— Start of SUPPLIED RECORDS —

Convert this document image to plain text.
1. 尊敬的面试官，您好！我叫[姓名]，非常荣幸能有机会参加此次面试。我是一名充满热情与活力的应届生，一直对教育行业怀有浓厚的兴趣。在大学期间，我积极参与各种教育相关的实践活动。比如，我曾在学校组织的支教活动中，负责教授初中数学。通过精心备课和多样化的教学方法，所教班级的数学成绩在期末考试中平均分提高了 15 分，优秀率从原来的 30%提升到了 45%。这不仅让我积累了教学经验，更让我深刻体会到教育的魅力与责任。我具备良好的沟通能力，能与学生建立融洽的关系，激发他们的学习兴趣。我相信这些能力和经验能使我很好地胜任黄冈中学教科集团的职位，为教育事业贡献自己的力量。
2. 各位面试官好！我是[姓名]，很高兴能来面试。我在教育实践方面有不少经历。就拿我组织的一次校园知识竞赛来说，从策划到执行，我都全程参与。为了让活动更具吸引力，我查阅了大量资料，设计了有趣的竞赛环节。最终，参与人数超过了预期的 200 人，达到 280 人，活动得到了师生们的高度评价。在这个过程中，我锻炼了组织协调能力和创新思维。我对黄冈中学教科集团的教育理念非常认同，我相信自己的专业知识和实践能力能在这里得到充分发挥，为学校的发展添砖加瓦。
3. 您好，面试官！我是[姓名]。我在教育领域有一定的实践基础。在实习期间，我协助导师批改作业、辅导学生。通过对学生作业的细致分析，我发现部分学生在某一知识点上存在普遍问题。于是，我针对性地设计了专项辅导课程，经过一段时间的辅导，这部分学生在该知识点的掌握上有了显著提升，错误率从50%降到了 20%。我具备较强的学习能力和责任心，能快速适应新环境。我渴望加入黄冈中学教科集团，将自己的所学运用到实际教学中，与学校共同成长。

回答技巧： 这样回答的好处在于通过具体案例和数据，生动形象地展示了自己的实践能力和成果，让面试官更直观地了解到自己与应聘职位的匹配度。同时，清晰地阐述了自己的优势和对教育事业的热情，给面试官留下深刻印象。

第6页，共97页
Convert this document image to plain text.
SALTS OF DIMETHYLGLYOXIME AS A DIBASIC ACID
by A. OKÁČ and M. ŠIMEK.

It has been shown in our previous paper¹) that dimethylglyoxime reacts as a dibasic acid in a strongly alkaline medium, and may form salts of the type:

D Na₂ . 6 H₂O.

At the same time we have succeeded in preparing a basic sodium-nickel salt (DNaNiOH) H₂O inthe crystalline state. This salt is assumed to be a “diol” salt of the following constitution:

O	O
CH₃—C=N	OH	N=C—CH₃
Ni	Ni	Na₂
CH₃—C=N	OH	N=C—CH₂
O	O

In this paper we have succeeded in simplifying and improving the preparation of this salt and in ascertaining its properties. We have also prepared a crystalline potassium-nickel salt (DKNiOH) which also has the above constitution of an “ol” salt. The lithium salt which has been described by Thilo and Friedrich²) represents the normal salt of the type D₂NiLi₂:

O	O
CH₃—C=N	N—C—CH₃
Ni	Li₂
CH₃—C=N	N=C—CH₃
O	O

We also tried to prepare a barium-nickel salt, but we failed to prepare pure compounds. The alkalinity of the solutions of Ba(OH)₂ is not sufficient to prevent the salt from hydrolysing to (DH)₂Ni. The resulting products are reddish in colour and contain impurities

— End of SUPPLIED RECORDS —

◆ **GOAL OF THE EXERCISE**: Looking at the records above, work out how many lines include the string "have". Give the number and nothing else.

◆ **RESULT OF THE TASK**: 2